(Recorded data)
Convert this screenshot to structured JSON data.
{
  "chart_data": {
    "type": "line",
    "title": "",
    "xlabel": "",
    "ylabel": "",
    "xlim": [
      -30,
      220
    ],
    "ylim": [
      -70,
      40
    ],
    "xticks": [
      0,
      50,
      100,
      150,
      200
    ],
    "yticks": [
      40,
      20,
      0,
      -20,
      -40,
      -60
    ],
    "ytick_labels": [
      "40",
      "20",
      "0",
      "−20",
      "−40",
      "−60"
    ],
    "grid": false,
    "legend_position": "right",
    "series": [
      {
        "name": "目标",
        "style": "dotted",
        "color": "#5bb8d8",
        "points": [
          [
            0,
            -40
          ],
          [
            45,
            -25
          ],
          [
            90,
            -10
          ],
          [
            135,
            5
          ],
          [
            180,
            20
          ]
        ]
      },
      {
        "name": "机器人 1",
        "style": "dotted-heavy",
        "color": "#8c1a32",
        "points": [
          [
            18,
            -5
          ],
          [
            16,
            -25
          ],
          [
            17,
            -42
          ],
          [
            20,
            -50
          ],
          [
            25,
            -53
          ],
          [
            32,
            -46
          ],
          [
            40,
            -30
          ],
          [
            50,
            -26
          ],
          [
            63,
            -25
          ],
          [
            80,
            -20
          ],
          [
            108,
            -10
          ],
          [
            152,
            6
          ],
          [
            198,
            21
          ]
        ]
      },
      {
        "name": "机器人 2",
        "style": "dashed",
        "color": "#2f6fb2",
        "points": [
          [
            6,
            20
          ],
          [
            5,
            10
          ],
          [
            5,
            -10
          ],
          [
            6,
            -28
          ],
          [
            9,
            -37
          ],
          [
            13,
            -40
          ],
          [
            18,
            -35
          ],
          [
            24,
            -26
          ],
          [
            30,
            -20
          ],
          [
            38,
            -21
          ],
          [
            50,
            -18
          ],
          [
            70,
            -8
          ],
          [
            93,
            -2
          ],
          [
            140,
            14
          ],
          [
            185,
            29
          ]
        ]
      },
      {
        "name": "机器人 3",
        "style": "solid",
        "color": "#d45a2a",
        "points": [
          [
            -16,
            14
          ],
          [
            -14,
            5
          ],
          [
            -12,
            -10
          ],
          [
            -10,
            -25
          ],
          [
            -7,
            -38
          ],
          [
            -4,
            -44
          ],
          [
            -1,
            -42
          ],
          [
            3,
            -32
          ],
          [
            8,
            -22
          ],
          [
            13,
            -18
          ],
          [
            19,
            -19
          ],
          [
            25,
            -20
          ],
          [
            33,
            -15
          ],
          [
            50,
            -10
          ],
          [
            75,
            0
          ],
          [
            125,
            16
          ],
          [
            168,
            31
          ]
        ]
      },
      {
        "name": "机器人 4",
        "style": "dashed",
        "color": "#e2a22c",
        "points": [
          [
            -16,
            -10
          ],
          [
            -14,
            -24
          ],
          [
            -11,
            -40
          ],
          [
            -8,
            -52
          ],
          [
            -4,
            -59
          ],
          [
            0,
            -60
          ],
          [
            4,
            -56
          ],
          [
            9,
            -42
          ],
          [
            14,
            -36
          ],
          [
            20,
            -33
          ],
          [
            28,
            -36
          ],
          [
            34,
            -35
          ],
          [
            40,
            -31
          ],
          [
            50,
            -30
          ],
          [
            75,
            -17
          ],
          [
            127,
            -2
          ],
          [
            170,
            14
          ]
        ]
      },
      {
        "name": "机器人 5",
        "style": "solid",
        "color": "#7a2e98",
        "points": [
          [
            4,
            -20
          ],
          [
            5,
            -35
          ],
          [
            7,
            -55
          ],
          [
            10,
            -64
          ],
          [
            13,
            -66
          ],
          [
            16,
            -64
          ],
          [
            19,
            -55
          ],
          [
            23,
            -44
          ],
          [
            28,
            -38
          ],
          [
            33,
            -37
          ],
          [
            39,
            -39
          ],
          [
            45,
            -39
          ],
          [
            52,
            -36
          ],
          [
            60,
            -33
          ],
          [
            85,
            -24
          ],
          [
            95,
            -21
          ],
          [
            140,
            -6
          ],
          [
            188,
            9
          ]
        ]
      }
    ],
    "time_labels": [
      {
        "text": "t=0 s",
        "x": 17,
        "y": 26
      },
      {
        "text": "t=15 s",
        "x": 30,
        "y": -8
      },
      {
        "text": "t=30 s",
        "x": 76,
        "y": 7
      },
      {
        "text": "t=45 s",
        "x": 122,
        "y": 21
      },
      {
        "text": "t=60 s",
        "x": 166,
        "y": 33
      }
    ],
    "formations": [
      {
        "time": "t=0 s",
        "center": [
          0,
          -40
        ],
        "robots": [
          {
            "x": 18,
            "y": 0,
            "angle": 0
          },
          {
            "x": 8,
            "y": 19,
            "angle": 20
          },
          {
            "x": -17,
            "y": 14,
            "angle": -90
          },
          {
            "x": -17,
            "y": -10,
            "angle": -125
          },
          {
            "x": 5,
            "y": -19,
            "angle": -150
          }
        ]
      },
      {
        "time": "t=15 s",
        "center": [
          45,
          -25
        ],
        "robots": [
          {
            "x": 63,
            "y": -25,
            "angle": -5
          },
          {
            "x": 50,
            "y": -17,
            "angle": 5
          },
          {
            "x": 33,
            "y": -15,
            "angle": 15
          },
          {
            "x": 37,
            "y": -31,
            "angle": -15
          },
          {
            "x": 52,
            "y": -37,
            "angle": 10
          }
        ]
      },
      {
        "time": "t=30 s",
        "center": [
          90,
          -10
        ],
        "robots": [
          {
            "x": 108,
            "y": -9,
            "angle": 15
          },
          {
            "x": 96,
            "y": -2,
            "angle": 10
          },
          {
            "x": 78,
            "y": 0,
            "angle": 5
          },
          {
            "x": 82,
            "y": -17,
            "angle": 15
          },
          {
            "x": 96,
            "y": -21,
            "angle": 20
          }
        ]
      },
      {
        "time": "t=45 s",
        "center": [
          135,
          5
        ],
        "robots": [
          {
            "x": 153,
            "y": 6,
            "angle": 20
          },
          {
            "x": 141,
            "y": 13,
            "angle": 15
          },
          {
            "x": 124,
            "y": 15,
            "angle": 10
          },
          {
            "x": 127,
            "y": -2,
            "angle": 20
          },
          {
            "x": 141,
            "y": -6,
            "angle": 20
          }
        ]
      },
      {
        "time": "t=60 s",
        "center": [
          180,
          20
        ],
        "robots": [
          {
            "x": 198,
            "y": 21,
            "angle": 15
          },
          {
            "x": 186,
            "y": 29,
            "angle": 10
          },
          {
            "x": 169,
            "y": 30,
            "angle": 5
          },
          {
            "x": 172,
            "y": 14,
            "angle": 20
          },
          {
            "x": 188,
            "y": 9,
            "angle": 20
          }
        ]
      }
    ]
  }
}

## AIM OF THE EXERCISE
Each record above should be restated word for word.

## RESULT FOR THIS EXERCISE
Convert this screenshot to structured JSON data.
{
  "chart_data": {
    "type": "line",
    "title": "",
    "xlabel": "",
    "ylabel": "",
    "xlim": [
      -30,
      220
    ],
    "ylim": [
      -70,
      40
    ],
    "xticks": [
      0,
      50,
      100,
      150,
      200
    ],
    "yticks": [
      40,
      20,
      0,
      -20,
      -40,
      -60
    ],
    "ytick_labels": [
      "40",
      "20",
      "0",
      "−20",
      "−40",
      "−60"
    ],
    "grid": false,
    "legend_position": "right",
    "series": [
      {
        "name": "目标",
        "style": "dotted",
        "color": "#5bb8d8",
        "points": [
          [
            0,
            -40
          ],
          [
            45,
            -25
          ],
          [
            90,
            -10
          ],
          [
            135,
            5
          ],
          [
            180,
            20
          ]
        ]
      },
      {
        "name": "机器人 1",
        "style": "dotted-heavy",
        "color": "#8c1a32",
        "points": [
          [
            18,
            -5
          ],
          [
            16,
            -25
          ],
          [
            17,
            -42
          ],
          [
            20,
            -50
          ],
          [
            25,
            -53
          ],
          [
            32,
            -46
          ],
          [
            40,
            -30
          ],
          [
            50,
            -26
          ],
          [
            63,
            -25
          ],
          [
            80,
            -20
          ],
          [
            108,
            -10
          ],
          [
            152,
            6
          ],
          [
            198,
            21
          ]
        ]
      },
      {
        "name": "机器人 2",
        "style": "dashed",
        "color": "#2f6fb2",
        "points": [
          [
            6,
            20
          ],
          [
            5,
            10
          ],
          [
            5,
            -10
          ],
          [
            6,
            -28
          ],
          [
            9,
            -37
          ],
          [
            13,
            -40
          ],
          [
            18,
            -35
          ],
          [
            24,
            -26
          ],
          [
            30,
            -20
          ],
          [
            38,
            -21
          ],
          [
            50,
            -18
          ],
          [
            70,
            -8
          ],
          [
            93,
            -2
          ],
          [
            140,
            14
          ],
          [
            185,
            29
          ]
        ]
      },
      {
        "name": "机器人 3",
        "style": "solid",
        "color": "#d45a2a",
        "points": [
          [
            -16,
            14
          ],
          [
            -14,
            5
          ],
          [
            -12,
            -10
          ],
          [
            -10,
            -25
          ],
          [
            -7,
            -38
          ],
          [
            -4,
            -44
          ],
          [
            -1,
            -42
          ],
          [
            3,
            -32
          ],
          [
            8,
            -22
          ],
          [
            13,
            -18
          ],
          [
            19,
            -19
          ],
          [
            25,
            -20
          ],
          [
            33,
            -15
          ],
          [
            50,
            -10
          ],
          [
            75,
            0
          ],
          [
            125,
            16
          ],
          [
            168,
            31
          ]
        ]
      },
      {
        "name": "机器人 4",
        "style": "dashed",
        "color": "#e2a22c",
        "points": [
          [
            -16,
            -10
          ],
          [
            -14,
            -24
          ],
          [
            -11,
            -40
          ],
          [
            -8,
            -52
          ],
          [
            -4,
            -59
          ],
          [
            0,
            -60
          ],
          [
            4,
            -56
          ],
          [
            9,
            -42
          ],
          [
            14,
            -36
          ],
          [
            20,
            -33
          ],
          [
            28,
            -36
          ],
          [
            34,
            -35
          ],
          [
            40,
            -31
          ],
          [
            50,
            -30
          ],
          [
            75,
            -17
          ],
          [
            127,
            -2
          ],
          [
            170,
            14
          ]
        ]
      },
      {
        "name": "机器人 5",
        "style": "solid",
        "color": "#7a2e98",
        "points": [
          [
            4,
            -20
          ],
          [
            5,
            -35
          ],
          [
            7,
            -55
          ],
          [
            10,
            -64
          ],
          [
            13,
            -66
          ],
          [
            16,
            -64
          ],
          [
            19,
            -55
          ],
          [
            23,
            -44
          ],
          [
            28,
            -38
          ],
          [
            33,
            -37
          ],
          [
            39,
            -39
          ],
          [
            45,
            -39
          ],
          [
            52,
            -36
          ],
          [
            60,
            -33
          ],
          [
            85,
            -24
          ],
          [
            95,
            -21
          ],
          [
            140,
            -6
          ],
          [
            188,
            9
          ]
        ]
      }
    ],
    "time_labels": [
      {
        "text": "t=0 s",
        "x": 17,
        "y": 26
      },
      {
        "text": "t=15 s",
        "x": 30,
        "y": -8
      },
      {
        "text": "t=30 s",
        "x": 76,
        "y": 7
      },
      {
        "text": "t=45 s",
        "x": 122,
        "y": 21
      },
      {
        "text": "t=60 s",
        "x": 166,
        "y": 33
      }
    ],
    "formations": [
      {
        "time": "t=0 s",
        "center": [
          0,
          -40
        ],
        "robots": [
          {
            "x": 18,
            "y": 0,
            "angle": 0
          },
          {
            "x": 8,
            "y": 19,
            "angle": 20
          },
          {
            "x": -17,
            "y": 14,
            "angle": -90
          },
          {
            "x": -17,
            "y": -10,
            "angle": -125
          },
          {
            "x": 5,
            "y": -19,
            "angle": -150
          }
        ]
      },
      {
        "time": "t=15 s",
        "center": [
          45,
          -25
        ],
        "robots": [
          {
            "x": 63,
            "y": -25,
            "angle": -5
          },
          {
            "x": 50,
            "y": -17,
            "angle": 5
          },
          {
            "x": 33,
            "y": -15,
            "angle": 15
          },
          {
            "x": 37,
            "y": -31,
            "angle": -15
          },
          {
            "x": 52,
            "y": -37,
            "angle": 10
          }
        ]
      },
      {
        "time": "t=30 s",
        "center": [
          90,
          -10
        ],
        "robots": [
          {
            "x": 108,
            "y": -9,
            "angle": 15
          },
          {
            "x": 96,
            "y": -2,
            "angle": 10
          },
          {
            "x": 78,
            "y": 0,
            "angle": 5
          },
          {
            "x": 82,
            "y": -17,
            "angle": 15
          },
          {
            "x": 96,
            "y": -21,
            "angle": 20
          }
        ]
      },
      {
        "time": "t=45 s",
        "center": [
          135,
          5
        ],
        "robots": [
          {
            "x": 153,
            "y": 6,
            "angle": 20
          },
          {
            "x": 141,
            "y": 13,
            "angle": 15
          },
          {
            "x": 124,
            "y": 15,
            "angle": 10
          },
          {
            "x": 127,
            "y": -2,
            "angle": 20
          },
          {
            "x": 141,
            "y": -6,
            "angle": 20
          }
        ]
      },
      {
        "time": "t=60 s",
        "center": [
          180,
          20
        ],
        "robots": [
          {
            "x": 198,
            "y": 21,
            "angle": 15
          },
          {
            "x": 186,
            "y": 29,
            "angle": 10
          },
          {
            "x": 169,
            "y": 30,
            "angle": 5
          },
          {
            "x": 172,
            "y": 14,
            "angle": 20
          },
          {
            "x": 188,
            "y": 9,
            "angle": 20
          }
        ]
      }
    ]
  }
}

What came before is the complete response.